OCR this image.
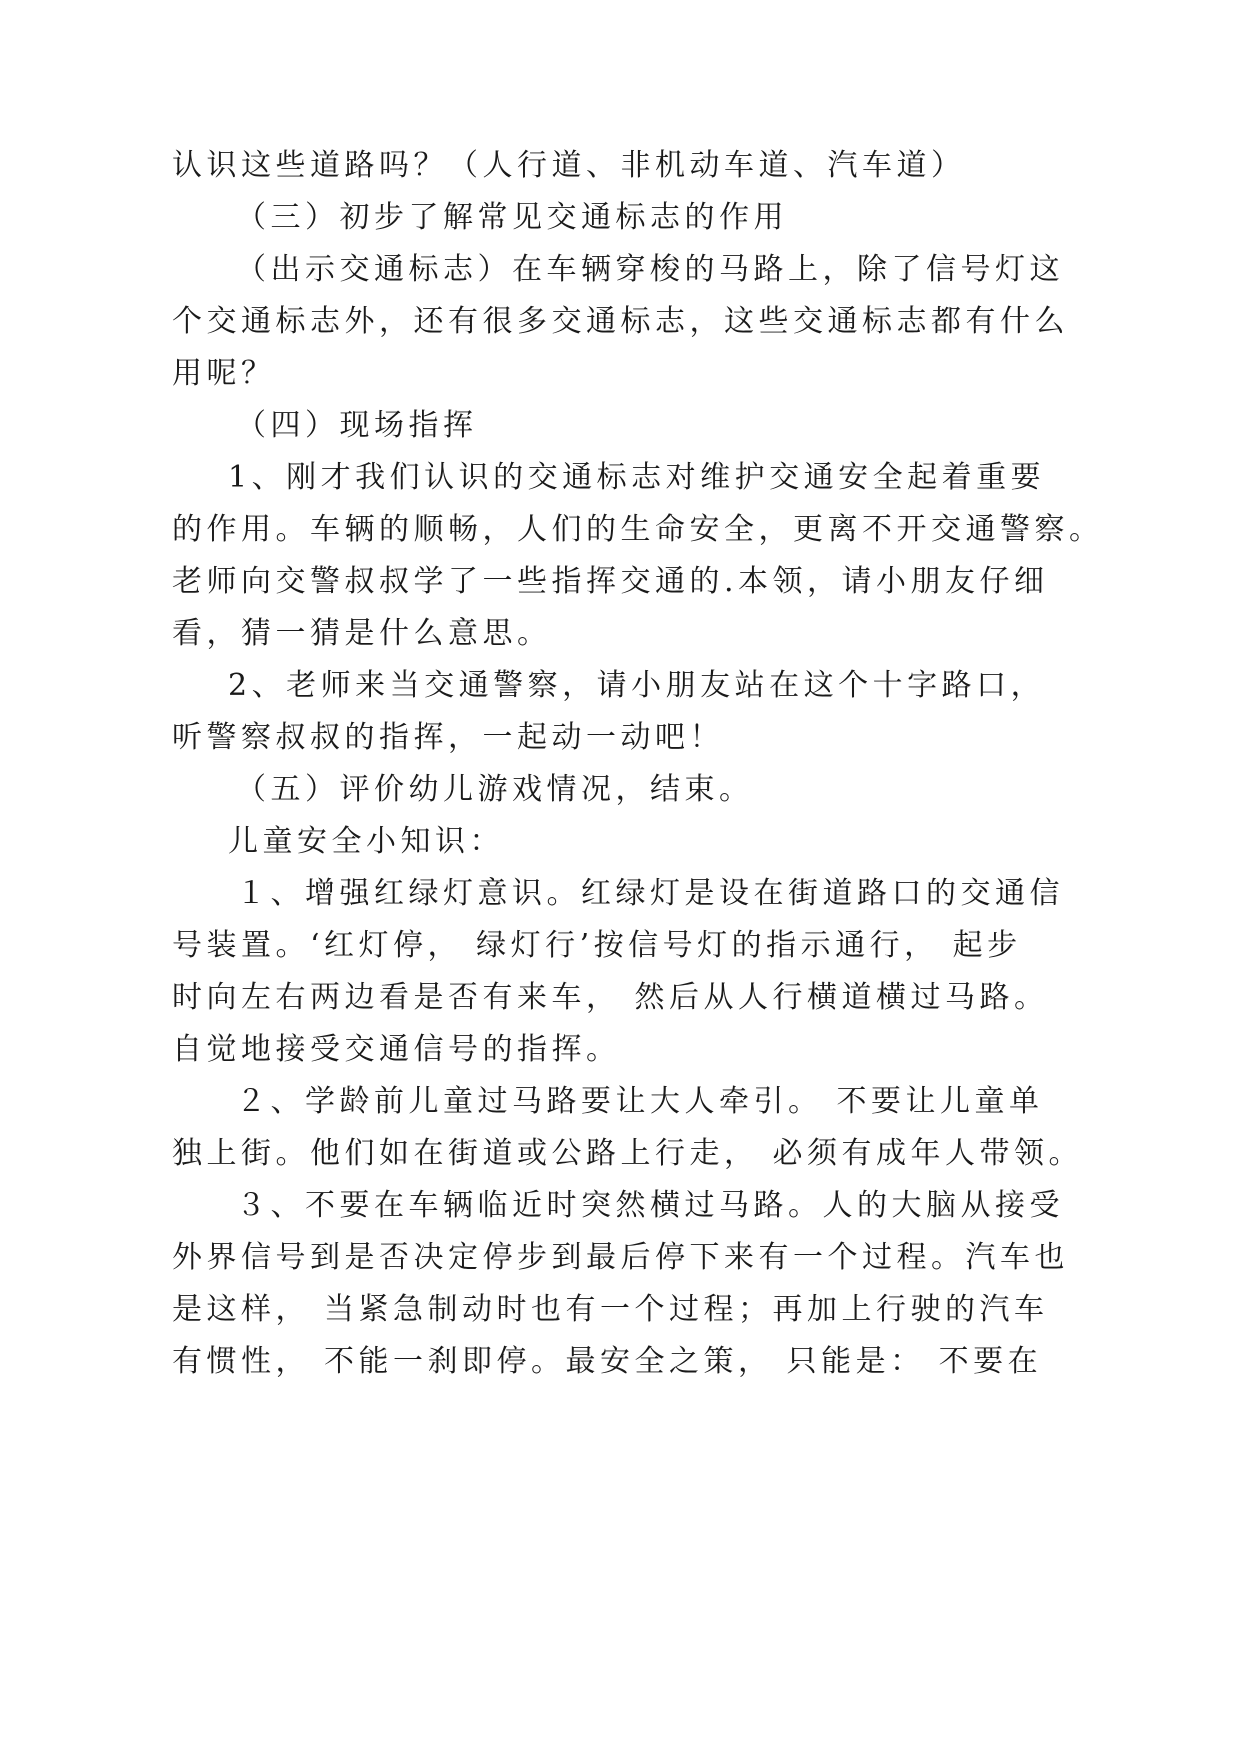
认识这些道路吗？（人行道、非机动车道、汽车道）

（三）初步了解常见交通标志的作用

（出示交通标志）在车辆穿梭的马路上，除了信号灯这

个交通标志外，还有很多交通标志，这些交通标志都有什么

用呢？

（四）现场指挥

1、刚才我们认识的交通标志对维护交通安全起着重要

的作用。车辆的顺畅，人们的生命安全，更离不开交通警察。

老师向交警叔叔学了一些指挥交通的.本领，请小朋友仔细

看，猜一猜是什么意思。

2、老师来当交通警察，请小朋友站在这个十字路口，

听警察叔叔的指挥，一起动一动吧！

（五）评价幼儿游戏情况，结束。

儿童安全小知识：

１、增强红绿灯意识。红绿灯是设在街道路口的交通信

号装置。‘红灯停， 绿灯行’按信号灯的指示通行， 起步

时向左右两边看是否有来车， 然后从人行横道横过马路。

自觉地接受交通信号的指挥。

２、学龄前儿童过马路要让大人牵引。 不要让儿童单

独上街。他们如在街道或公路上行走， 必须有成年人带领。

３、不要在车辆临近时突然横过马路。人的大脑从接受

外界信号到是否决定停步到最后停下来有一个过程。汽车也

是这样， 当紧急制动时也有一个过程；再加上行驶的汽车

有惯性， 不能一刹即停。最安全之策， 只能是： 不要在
________
▶ CHALLENGE: Repeat the material above in full and exactly, apart from the pictures.

▶ TASK RESULT:
OCR this image.
认识这些道路吗？（人行道、非机动车道、汽车道）

（三）初步了解常见交通标志的作用

（出示交通标志）在车辆穿梭的马路上，除了信号灯这

个交通标志外，还有很多交通标志，这些交通标志都有什么

用呢？

（四）现场指挥

1、刚才我们认识的交通标志对维护交通安全起着重要

的作用。车辆的顺畅，人们的生命安全，更离不开交通警察。

老师向交警叔叔学了一些指挥交通的.本领，请小朋友仔细

看，猜一猜是什么意思。

2、老师来当交通警察，请小朋友站在这个十字路口，

听警察叔叔的指挥，一起动一动吧！

（五）评价幼儿游戏情况，结束。

儿童安全小知识：

１、增强红绿灯意识。红绿灯是设在街道路口的交通信

号装置。‘红灯停， 绿灯行’按信号灯的指示通行， 起步

时向左右两边看是否有来车， 然后从人行横道横过马路。

自觉地接受交通信号的指挥。

２、学龄前儿童过马路要让大人牵引。 不要让儿童单

独上街。他们如在街道或公路上行走， 必须有成年人带领。

３、不要在车辆临近时突然横过马路。人的大脑从接受

外界信号到是否决定停步到最后停下来有一个过程。汽车也

是这样， 当紧急制动时也有一个过程；再加上行驶的汽车

有惯性， 不能一刹即停。最安全之策， 只能是： 不要在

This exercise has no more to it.